TASK ->
Each record is to be transcribed exactly.
---- DATA FOR THIS TASK
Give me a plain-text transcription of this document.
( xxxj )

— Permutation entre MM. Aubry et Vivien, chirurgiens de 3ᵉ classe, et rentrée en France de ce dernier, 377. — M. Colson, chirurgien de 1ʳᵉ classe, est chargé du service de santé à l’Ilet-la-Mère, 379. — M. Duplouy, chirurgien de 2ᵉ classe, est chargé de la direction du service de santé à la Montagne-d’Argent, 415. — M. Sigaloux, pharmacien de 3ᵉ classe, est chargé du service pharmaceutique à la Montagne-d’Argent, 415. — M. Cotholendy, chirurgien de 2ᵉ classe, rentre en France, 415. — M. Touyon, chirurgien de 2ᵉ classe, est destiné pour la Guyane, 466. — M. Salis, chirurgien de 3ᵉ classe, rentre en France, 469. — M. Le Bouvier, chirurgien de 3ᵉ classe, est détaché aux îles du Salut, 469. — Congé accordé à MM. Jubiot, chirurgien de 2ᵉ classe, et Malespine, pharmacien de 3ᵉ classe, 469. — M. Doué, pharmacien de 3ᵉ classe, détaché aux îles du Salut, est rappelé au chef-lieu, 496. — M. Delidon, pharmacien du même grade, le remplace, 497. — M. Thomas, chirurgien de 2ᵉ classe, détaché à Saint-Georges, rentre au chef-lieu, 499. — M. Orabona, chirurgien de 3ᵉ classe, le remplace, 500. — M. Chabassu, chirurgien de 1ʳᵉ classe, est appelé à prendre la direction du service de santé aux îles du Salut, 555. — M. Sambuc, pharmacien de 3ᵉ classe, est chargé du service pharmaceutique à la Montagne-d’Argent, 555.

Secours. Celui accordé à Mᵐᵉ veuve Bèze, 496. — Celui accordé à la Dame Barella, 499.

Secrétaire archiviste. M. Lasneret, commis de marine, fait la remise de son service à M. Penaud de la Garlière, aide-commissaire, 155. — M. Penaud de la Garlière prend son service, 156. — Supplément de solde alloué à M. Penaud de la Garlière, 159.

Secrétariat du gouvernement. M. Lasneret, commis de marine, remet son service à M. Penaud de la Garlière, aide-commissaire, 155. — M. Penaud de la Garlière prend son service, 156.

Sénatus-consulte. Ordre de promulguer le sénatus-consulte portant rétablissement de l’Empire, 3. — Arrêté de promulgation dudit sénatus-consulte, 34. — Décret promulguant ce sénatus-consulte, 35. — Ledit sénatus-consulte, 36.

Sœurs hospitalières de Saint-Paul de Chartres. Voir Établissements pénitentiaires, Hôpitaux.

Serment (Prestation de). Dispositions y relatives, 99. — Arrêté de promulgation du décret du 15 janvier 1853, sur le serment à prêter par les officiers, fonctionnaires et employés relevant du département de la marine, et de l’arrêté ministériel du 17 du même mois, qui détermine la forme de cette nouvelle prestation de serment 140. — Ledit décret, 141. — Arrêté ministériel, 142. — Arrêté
--------
OUTPUT BELOW ->
Give me a plain-text transcription of this document.
( xxxj )

— Permutation entre MM. Aubry et Vivien, chirurgiens de 3ᵉ classe, et rentrée en France de ce dernier, 377. — M. Colson, chirurgien de 1ʳᵉ classe, est chargé du service de santé à l’Ilet-la-Mère, 379. — M. Duplouy, chirurgien de 2ᵉ classe, est chargé de la direction du service de santé à la Montagne-d’Argent, 415. — M. Sigaloux, pharmacien de 3ᵉ classe, est chargé du service pharmaceutique à la Montagne-d’Argent, 415. — M. Cotholendy, chirurgien de 2ᵉ classe, rentre en France, 415. — M. Touyon, chirurgien de 2ᵉ classe, est destiné pour la Guyane, 466. — M. Salis, chirurgien de 3ᵉ classe, rentre en France, 469. — M. Le Bouvier, chirurgien de 3ᵉ classe, est détaché aux îles du Salut, 469. — Congé accordé à MM. Jubiot, chirurgien de 2ᵉ classe, et Malespine, pharmacien de 3ᵉ classe, 469. — M. Doué, pharmacien de 3ᵉ classe, détaché aux îles du Salut, est rappelé au chef-lieu, 496. — M. Delidon, pharmacien du même grade, le remplace, 497. — M. Thomas, chirurgien de 2ᵉ classe, détaché à Saint-Georges, rentre au chef-lieu, 499. — M. Orabona, chirurgien de 3ᵉ classe, le remplace, 500. — M. Chabassu, chirurgien de 1ʳᵉ classe, est appelé à prendre la direction du service de santé aux îles du Salut, 555. — M. Sambuc, pharmacien de 3ᵉ classe, est chargé du service pharmaceutique à la Montagne-d’Argent, 555.

Secours. Celui accordé à Mᵐᵉ veuve Bèze, 496. — Celui accordé à la Dame Barella, 499.

Secrétaire archiviste. M. Lasneret, commis de marine, fait la remise de son service à M. Penaud de la Garlière, aide-commissaire, 155. — M. Penaud de la Garlière prend son service, 156. — Supplément de solde alloué à M. Penaud de la Garlière, 159.

Secrétariat du gouvernement. M. Lasneret, commis de marine, remet son service à M. Penaud de la Garlière, aide-commissaire, 155. — M. Penaud de la Garlière prend son service, 156.

Sénatus-consulte. Ordre de promulguer le sénatus-consulte portant rétablissement de l’Empire, 3. — Arrêté de promulgation dudit sénatus-consulte, 34. — Décret promulguant ce sénatus-consulte, 35. — Ledit sénatus-consulte, 36.

Sœurs hospitalières de Saint-Paul de Chartres. Voir Établissements pénitentiaires, Hôpitaux.

Serment (Prestation de). Dispositions y relatives, 99. — Arrêté de promulgation du décret du 15 janvier 1853, sur le serment à prêter par les officiers, fonctionnaires et employés relevant du département de la marine, et de l’arrêté ministériel du 17 du même mois, qui détermine la forme de cette nouvelle prestation de serment 140. — Ledit décret, 141. — Arrêté ministériel, 142. — Arrêté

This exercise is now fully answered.